Task » Retype every entry exactly, character for character.
— Begin Data in this exercise —
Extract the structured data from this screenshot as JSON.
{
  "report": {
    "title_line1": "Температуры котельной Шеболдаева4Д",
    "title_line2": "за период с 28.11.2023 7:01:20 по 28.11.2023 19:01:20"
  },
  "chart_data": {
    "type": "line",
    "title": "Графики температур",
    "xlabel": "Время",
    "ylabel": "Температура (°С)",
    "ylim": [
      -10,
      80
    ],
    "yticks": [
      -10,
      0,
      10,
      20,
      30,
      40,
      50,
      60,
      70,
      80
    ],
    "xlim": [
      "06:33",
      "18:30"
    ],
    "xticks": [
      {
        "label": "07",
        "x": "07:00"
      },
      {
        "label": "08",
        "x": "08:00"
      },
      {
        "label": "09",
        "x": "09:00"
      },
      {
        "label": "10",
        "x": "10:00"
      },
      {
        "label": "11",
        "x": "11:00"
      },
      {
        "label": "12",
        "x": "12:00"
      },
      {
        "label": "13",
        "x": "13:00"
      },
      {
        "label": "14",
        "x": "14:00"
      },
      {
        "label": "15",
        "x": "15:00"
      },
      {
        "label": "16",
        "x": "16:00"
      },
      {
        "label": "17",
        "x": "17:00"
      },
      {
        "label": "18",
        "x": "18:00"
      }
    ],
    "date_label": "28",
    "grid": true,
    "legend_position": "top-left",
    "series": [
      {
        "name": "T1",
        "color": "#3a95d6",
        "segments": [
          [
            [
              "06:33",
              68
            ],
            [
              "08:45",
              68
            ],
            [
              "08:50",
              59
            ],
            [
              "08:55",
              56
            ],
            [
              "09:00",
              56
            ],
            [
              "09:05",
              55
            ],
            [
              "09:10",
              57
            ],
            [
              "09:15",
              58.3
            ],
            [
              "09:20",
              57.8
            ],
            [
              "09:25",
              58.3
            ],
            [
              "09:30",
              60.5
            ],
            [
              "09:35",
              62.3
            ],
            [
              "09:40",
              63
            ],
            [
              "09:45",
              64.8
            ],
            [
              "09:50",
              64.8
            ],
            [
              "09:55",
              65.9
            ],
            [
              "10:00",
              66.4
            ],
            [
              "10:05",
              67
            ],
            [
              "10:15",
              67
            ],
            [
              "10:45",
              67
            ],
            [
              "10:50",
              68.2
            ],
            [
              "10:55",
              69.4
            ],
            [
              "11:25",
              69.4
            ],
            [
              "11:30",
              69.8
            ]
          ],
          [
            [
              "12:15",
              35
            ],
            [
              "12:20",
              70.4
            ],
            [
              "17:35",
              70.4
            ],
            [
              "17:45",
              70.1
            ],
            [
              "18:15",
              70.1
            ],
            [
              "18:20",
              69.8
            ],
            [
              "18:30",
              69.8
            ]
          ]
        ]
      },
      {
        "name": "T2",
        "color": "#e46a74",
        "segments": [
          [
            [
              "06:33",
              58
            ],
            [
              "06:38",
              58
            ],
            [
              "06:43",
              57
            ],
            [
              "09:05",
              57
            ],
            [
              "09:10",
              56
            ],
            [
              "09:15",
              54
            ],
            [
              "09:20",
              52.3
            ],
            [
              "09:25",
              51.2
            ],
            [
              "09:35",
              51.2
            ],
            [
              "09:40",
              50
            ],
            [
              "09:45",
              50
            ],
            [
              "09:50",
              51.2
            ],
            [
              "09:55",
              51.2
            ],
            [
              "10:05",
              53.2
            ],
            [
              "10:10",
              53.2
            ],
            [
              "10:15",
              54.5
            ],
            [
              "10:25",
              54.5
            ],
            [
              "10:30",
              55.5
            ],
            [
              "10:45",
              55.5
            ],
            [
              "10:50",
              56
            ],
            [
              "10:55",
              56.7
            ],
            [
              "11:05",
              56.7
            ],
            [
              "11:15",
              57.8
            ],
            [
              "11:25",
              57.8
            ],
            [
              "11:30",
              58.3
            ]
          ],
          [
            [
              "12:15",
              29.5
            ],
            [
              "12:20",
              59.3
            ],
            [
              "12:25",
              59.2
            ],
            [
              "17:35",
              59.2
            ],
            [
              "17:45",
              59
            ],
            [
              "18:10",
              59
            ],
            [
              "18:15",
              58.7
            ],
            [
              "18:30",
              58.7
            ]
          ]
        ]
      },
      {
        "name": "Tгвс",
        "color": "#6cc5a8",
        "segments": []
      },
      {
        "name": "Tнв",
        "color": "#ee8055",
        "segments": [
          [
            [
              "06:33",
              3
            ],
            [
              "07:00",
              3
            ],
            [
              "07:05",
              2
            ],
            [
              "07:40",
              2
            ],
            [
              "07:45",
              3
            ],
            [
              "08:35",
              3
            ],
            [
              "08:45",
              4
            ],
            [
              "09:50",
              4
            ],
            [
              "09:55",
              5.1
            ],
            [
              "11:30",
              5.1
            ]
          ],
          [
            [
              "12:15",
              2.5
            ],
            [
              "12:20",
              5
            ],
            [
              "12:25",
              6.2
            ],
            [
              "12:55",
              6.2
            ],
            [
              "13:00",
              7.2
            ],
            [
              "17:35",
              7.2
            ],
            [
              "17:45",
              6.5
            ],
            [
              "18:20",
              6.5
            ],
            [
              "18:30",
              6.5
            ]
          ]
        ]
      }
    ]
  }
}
— End Data in this exercise —
Exercise solution »
Extract the structured data from this screenshot as JSON.
{
  "report": {
    "title_line1": "Температуры котельной Шеболдаева4Д",
    "title_line2": "за период с 28.11.2023 7:01:20 по 28.11.2023 19:01:20"
  },
  "chart_data": {
    "type": "line",
    "title": "Графики температур",
    "xlabel": "Время",
    "ylabel": "Температура (°С)",
    "ylim": [
      -10,
      80
    ],
    "yticks": [
      -10,
      0,
      10,
      20,
      30,
      40,
      50,
      60,
      70,
      80
    ],
    "xlim": [
      "06:33",
      "18:30"
    ],
    "xticks": [
      {
        "label": "07",
        "x": "07:00"
      },
      {
        "label": "08",
        "x": "08:00"
      },
      {
        "label": "09",
        "x": "09:00"
      },
      {
        "label": "10",
        "x": "10:00"
      },
      {
        "label": "11",
        "x": "11:00"
      },
      {
        "label": "12",
        "x": "12:00"
      },
      {
        "label": "13",
        "x": "13:00"
      },
      {
        "label": "14",
        "x": "14:00"
      },
      {
        "label": "15",
        "x": "15:00"
      },
      {
        "label": "16",
        "x": "16:00"
      },
      {
        "label": "17",
        "x": "17:00"
      },
      {
        "label": "18",
        "x": "18:00"
      }
    ],
    "date_label": "28",
    "grid": true,
    "legend_position": "top-left",
    "series": [
      {
        "name": "T1",
        "color": "#3a95d6",
        "segments": [
          [
            [
              "06:33",
              68
            ],
            [
              "08:45",
              68
            ],
            [
              "08:50",
              59
            ],
            [
              "08:55",
              56
            ],
            [
              "09:00",
              56
            ],
            [
              "09:05",
              55
            ],
            [
              "09:10",
              57
            ],
            [
              "09:15",
              58.3
            ],
            [
              "09:20",
              57.8
            ],
            [
              "09:25",
              58.3
            ],
            [
              "09:30",
              60.5
            ],
            [
              "09:35",
              62.3
            ],
            [
              "09:40",
              63
            ],
            [
              "09:45",
              64.8
            ],
            [
              "09:50",
              64.8
            ],
            [
              "09:55",
              65.9
            ],
            [
              "10:00",
              66.4
            ],
            [
              "10:05",
              67
            ],
            [
              "10:15",
              67
            ],
            [
              "10:45",
              67
            ],
            [
              "10:50",
              68.2
            ],
            [
              "10:55",
              69.4
            ],
            [
              "11:25",
              69.4
            ],
            [
              "11:30",
              69.8
            ]
          ],
          [
            [
              "12:15",
              35
            ],
            [
              "12:20",
              70.4
            ],
            [
              "17:35",
              70.4
            ],
            [
              "17:45",
              70.1
            ],
            [
              "18:15",
              70.1
            ],
            [
              "18:20",
              69.8
            ],
            [
              "18:30",
              69.8
            ]
          ]
        ]
      },
      {
        "name": "T2",
        "color": "#e46a74",
        "segments": [
          [
            [
              "06:33",
              58
            ],
            [
              "06:38",
              58
            ],
            [
              "06:43",
              57
            ],
            [
              "09:05",
              57
            ],
            [
              "09:10",
              56
            ],
            [
              "09:15",
              54
            ],
            [
              "09:20",
              52.3
            ],
            [
              "09:25",
              51.2
            ],
            [
              "09:35",
              51.2
            ],
            [
              "09:40",
              50
            ],
            [
              "09:45",
              50
            ],
            [
              "09:50",
              51.2
            ],
            [
              "09:55",
              51.2
            ],
            [
              "10:05",
              53.2
            ],
            [
              "10:10",
              53.2
            ],
            [
              "10:15",
              54.5
            ],
            [
              "10:25",
              54.5
            ],
            [
              "10:30",
              55.5
            ],
            [
              "10:45",
              55.5
            ],
            [
              "10:50",
              56
            ],
            [
              "10:55",
              56.7
            ],
            [
              "11:05",
              56.7
            ],
            [
              "11:15",
              57.8
            ],
            [
              "11:25",
              57.8
            ],
            [
              "11:30",
              58.3
            ]
          ],
          [
            [
              "12:15",
              29.5
            ],
            [
              "12:20",
              59.3
            ],
            [
              "12:25",
              59.2
            ],
            [
              "17:35",
              59.2
            ],
            [
              "17:45",
              59
            ],
            [
              "18:10",
              59
            ],
            [
              "18:15",
              58.7
            ],
            [
              "18:30",
              58.7
            ]
          ]
        ]
      },
      {
        "name": "Tгвс",
        "color": "#6cc5a8",
        "segments": []
      },
      {
        "name": "Tнв",
        "color": "#ee8055",
        "segments": [
          [
            [
              "06:33",
              3
            ],
            [
              "07:00",
              3
            ],
            [
              "07:05",
              2
            ],
            [
              "07:40",
              2
            ],
            [
              "07:45",
              3
            ],
            [
              "08:35",
              3
            ],
            [
              "08:45",
              4
            ],
            [
              "09:50",
              4
            ],
            [
              "09:55",
              5.1
            ],
            [
              "11:30",
              5.1
            ]
          ],
          [
            [
              "12:15",
              2.5
            ],
            [
              "12:20",
              5
            ],
            [
              "12:25",
              6.2
            ],
            [
              "12:55",
              6.2
            ],
            [
              "13:00",
              7.2
            ],
            [
              "17:35",
              7.2
            ],
            [
              "17:45",
              6.5
            ],
            [
              "18:20",
              6.5
            ],
            [
              "18:30",
              6.5
            ]
          ]
        ]
      }
    ]
  }
}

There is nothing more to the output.